▶ [YOUR INSTRUCTIONS] Set down each entry exactly as given; pictures should not appear in the copy.

▶ [PROVIDED DATA]
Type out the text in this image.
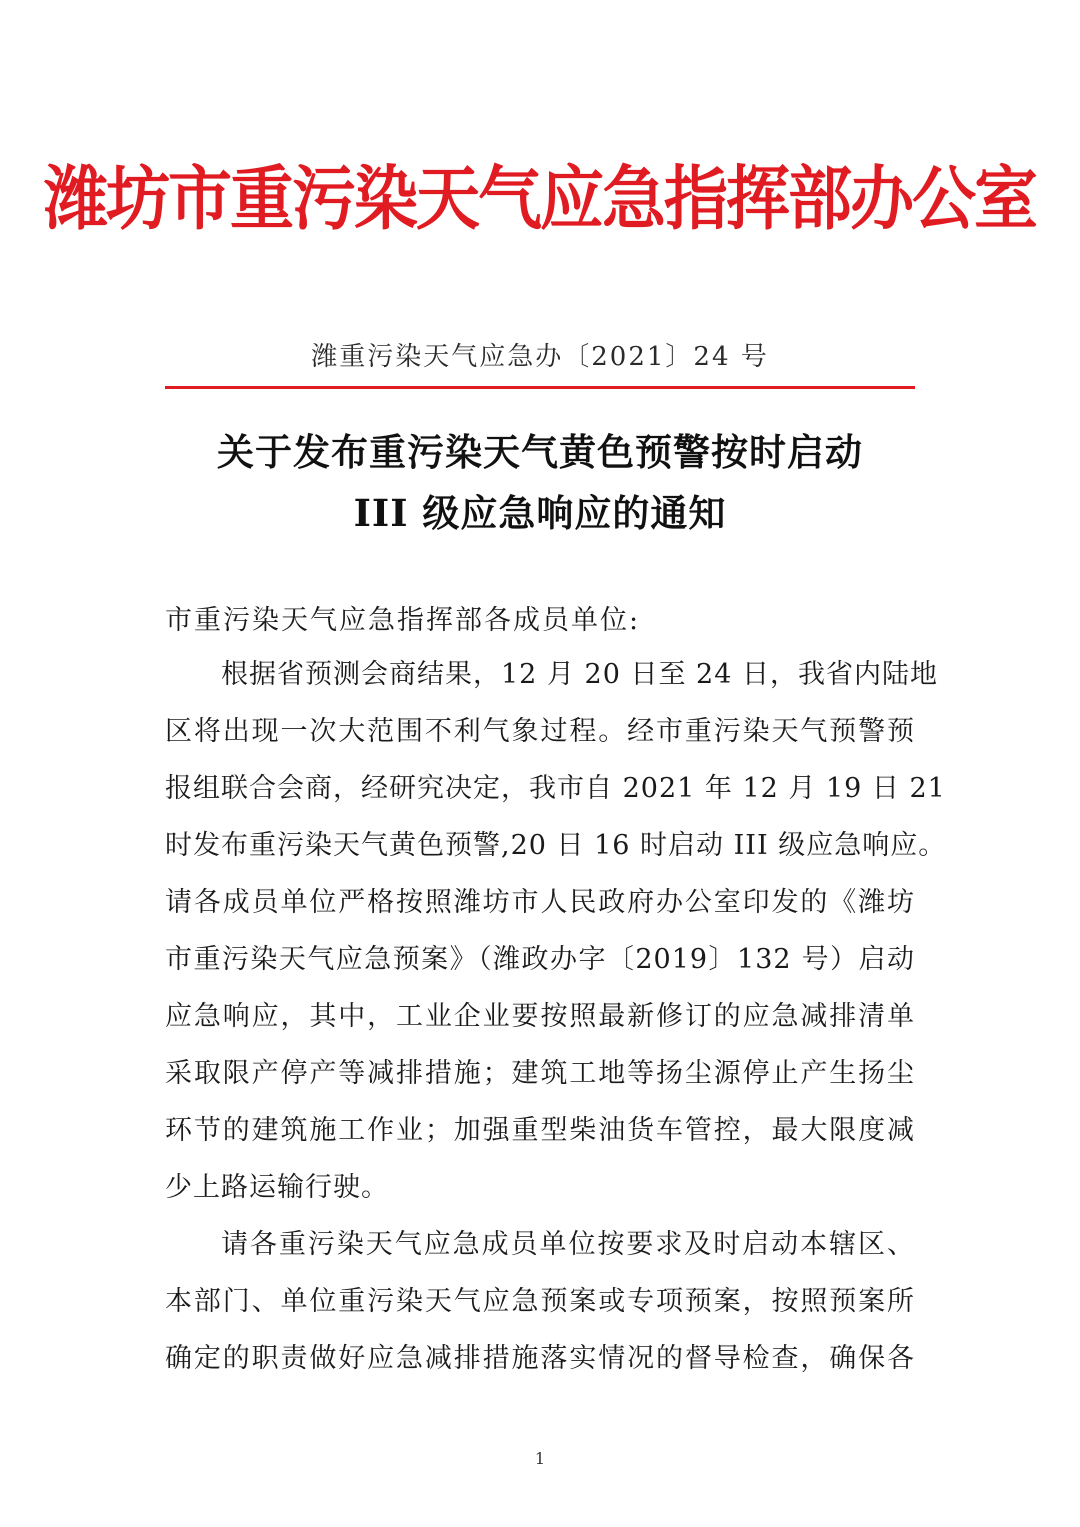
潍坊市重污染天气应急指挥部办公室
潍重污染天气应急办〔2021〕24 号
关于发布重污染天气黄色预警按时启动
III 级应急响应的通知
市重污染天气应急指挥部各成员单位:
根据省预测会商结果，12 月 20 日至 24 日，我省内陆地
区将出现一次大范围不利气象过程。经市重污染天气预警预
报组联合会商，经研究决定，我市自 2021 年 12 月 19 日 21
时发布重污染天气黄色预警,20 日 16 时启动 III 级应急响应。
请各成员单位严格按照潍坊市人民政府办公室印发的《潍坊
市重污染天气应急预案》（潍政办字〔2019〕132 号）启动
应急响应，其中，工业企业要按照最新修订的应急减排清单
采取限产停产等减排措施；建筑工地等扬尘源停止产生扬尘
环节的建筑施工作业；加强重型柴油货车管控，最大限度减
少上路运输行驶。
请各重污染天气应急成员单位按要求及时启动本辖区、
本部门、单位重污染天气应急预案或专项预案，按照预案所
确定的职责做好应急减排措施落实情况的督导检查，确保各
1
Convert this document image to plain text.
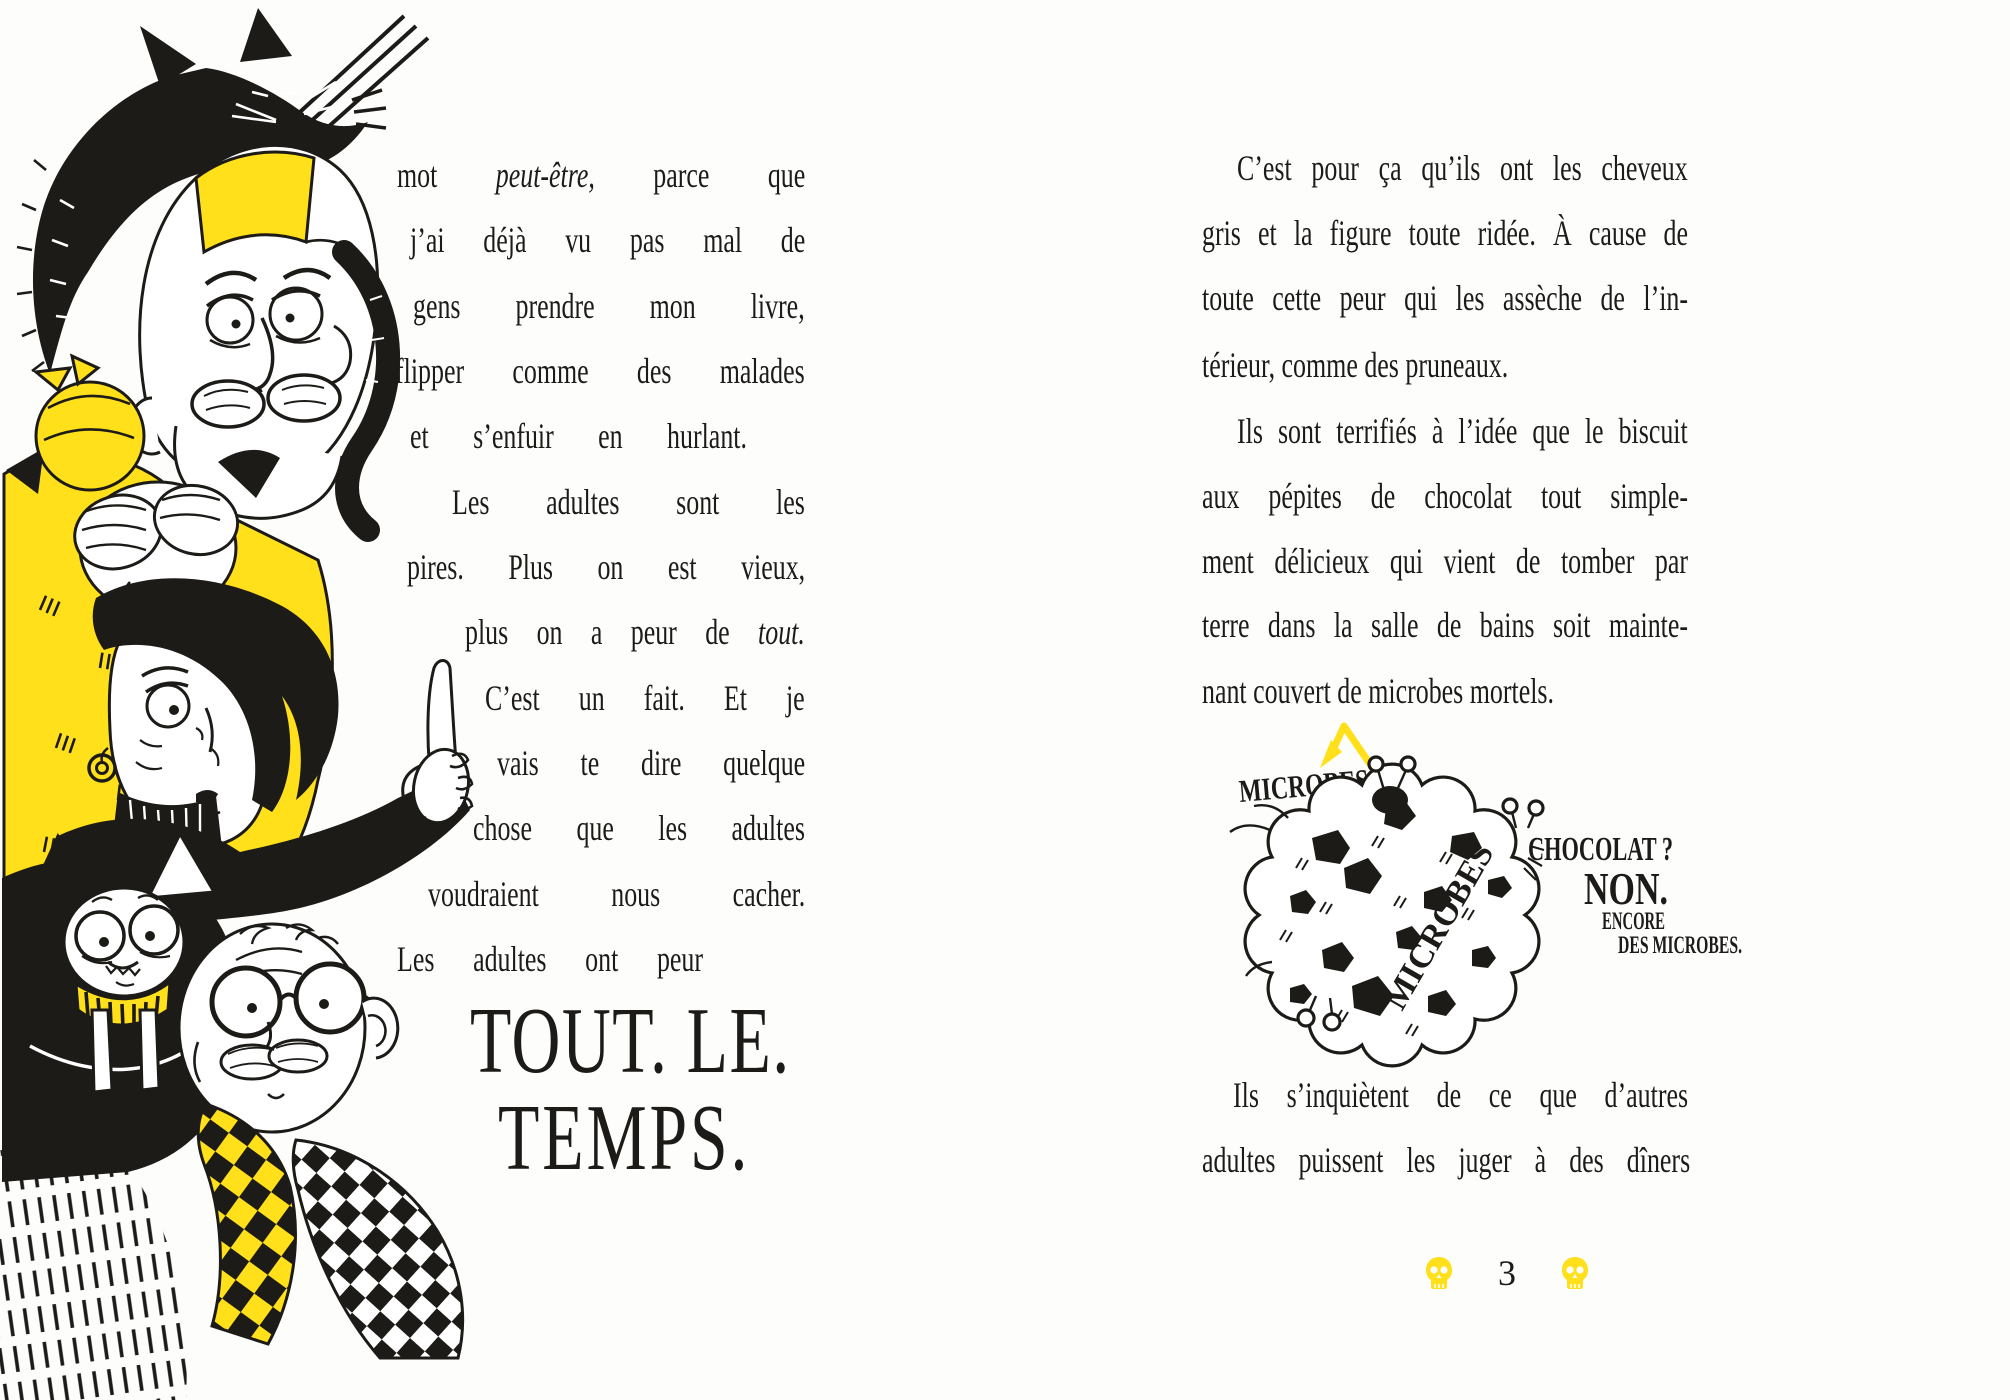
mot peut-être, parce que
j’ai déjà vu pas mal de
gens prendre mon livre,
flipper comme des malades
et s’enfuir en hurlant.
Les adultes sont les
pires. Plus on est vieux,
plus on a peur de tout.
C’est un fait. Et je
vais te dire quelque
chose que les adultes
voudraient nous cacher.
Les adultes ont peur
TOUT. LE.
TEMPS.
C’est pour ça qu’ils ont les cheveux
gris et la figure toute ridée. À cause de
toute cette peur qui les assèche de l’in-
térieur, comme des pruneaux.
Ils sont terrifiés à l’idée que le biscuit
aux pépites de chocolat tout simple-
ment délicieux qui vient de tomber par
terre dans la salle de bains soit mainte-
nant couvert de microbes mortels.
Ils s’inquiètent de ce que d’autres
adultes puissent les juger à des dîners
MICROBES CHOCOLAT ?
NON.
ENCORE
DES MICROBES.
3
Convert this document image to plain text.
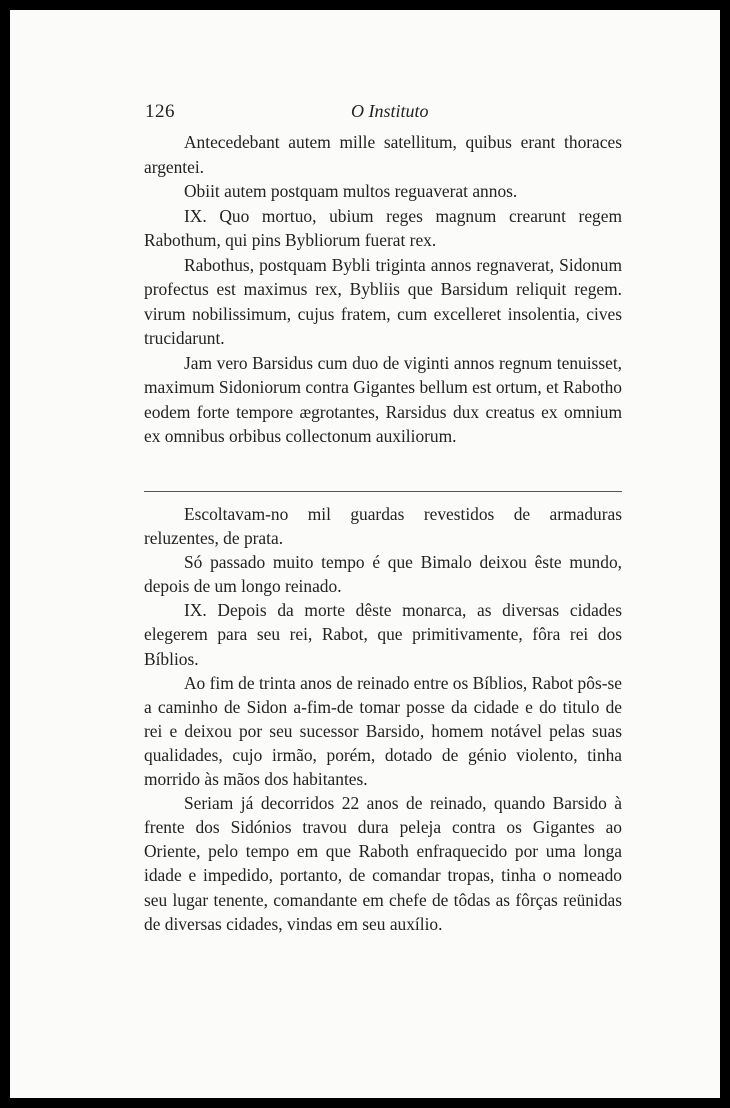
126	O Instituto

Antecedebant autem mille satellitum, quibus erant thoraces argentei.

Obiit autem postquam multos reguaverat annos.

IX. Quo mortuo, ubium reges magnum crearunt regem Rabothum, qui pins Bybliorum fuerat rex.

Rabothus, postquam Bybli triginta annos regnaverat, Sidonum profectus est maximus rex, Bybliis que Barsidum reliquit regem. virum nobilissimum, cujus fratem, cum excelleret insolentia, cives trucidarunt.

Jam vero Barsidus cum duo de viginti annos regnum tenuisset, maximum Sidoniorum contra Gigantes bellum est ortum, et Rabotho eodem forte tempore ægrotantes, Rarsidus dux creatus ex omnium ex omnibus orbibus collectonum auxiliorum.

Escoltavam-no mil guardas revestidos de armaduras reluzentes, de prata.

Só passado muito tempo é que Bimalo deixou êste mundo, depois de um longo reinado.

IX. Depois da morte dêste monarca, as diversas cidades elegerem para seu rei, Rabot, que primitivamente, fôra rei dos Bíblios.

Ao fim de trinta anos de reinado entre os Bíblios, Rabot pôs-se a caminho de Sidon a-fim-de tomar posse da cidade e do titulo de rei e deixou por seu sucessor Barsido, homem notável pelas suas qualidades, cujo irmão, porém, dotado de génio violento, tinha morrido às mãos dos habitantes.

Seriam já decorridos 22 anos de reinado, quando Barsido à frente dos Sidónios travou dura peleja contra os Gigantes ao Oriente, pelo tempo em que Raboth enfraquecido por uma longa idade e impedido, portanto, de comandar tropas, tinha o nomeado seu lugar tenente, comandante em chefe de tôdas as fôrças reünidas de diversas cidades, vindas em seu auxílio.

▶ [WRITTEN REPLY]
Type out the text in this image.
潍坊市重污染天气应急指挥部办公室
潍重污染天气应急办〔2021〕24 号
关于发布重污染天气黄色预警按时启动
III 级应急响应的通知
市重污染天气应急指挥部各成员单位:
根据省预测会商结果，12 月 20 日至 24 日，我省内陆地
区将出现一次大范围不利气象过程。经市重污染天气预警预
报组联合会商，经研究决定，我市自 2021 年 12 月 19 日 21
时发布重污染天气黄色预警,20 日 16 时启动 III 级应急响应。
请各成员单位严格按照潍坊市人民政府办公室印发的《潍坊
市重污染天气应急预案》（潍政办字〔2019〕132 号）启动
应急响应，其中，工业企业要按照最新修订的应急减排清单
采取限产停产等减排措施；建筑工地等扬尘源停止产生扬尘
环节的建筑施工作业；加强重型柴油货车管控，最大限度减
少上路运输行驶。
请各重污染天气应急成员单位按要求及时启动本辖区、
本部门、单位重污染天气应急预案或专项预案，按照预案所
确定的职责做好应急减排措施落实情况的督导检查，确保各
1
Convert this document image to plain text.
mot peut-être, parce que
j’ai déjà vu pas mal de
gens prendre mon livre,
flipper comme des malades
et s’enfuir en hurlant.
Les adultes sont les
pires. Plus on est vieux,
plus on a peur de tout.
C’est un fait. Et je
vais te dire quelque
chose que les adultes
voudraient nous cacher.
Les adultes ont peur
TOUT. LE.
TEMPS.
C’est pour ça qu’ils ont les cheveux
gris et la figure toute ridée. À cause de
toute cette peur qui les assèche de l’in-
térieur, comme des pruneaux.
Ils sont terrifiés à l’idée que le biscuit
aux pépites de chocolat tout simple-
ment délicieux qui vient de tomber par
terre dans la salle de bains soit mainte-
nant couvert de microbes mortels.
Ils s’inquiètent de ce que d’autres
adultes puissent les juger à des dîners
MICROBES CHOCOLAT ?
NON.
ENCORE
DES MICROBES.
3
Convert this document image to plain text.
126	O Instituto

Antecedebant autem mille satellitum, quibus erant thoraces argentei.

Obiit autem postquam multos reguaverat annos.

IX. Quo mortuo, ubium reges magnum crearunt regem Rabothum, qui pins Bybliorum fuerat rex.

Rabothus, postquam Bybli triginta annos regnaverat, Sidonum profectus est maximus rex, Bybliis que Barsidum reliquit regem. virum nobilissimum, cujus fratem, cum excelleret insolentia, cives trucidarunt.

Jam vero Barsidus cum duo de viginti annos regnum tenuisset, maximum Sidoniorum contra Gigantes bellum est ortum, et Rabotho eodem forte tempore ægrotantes, Rarsidus dux creatus ex omnium ex omnibus orbibus collectonum auxiliorum.

Escoltavam-no mil guardas revestidos de armaduras reluzentes, de prata.

Só passado muito tempo é que Bimalo deixou êste mundo, depois de um longo reinado.

IX. Depois da morte dêste monarca, as diversas cidades elegerem para seu rei, Rabot, que primitivamente, fôra rei dos Bíblios.

Ao fim de trinta anos de reinado entre os Bíblios, Rabot pôs-se a caminho de Sidon a-fim-de tomar posse da cidade e do titulo de rei e deixou por seu sucessor Barsido, homem notável pelas suas qualidades, cujo irmão, porém, dotado de génio violento, tinha morrido às mãos dos habitantes.

Seriam já decorridos 22 anos de reinado, quando Barsido à frente dos Sidónios travou dura peleja contra os Gigantes ao Oriente, pelo tempo em que Raboth enfraquecido por uma longa idade e impedido, portanto, de comandar tropas, tinha o nomeado seu lugar tenente, comandante em chefe de tôdas as fôrças reünidas de diversas cidades, vindas em seu auxílio.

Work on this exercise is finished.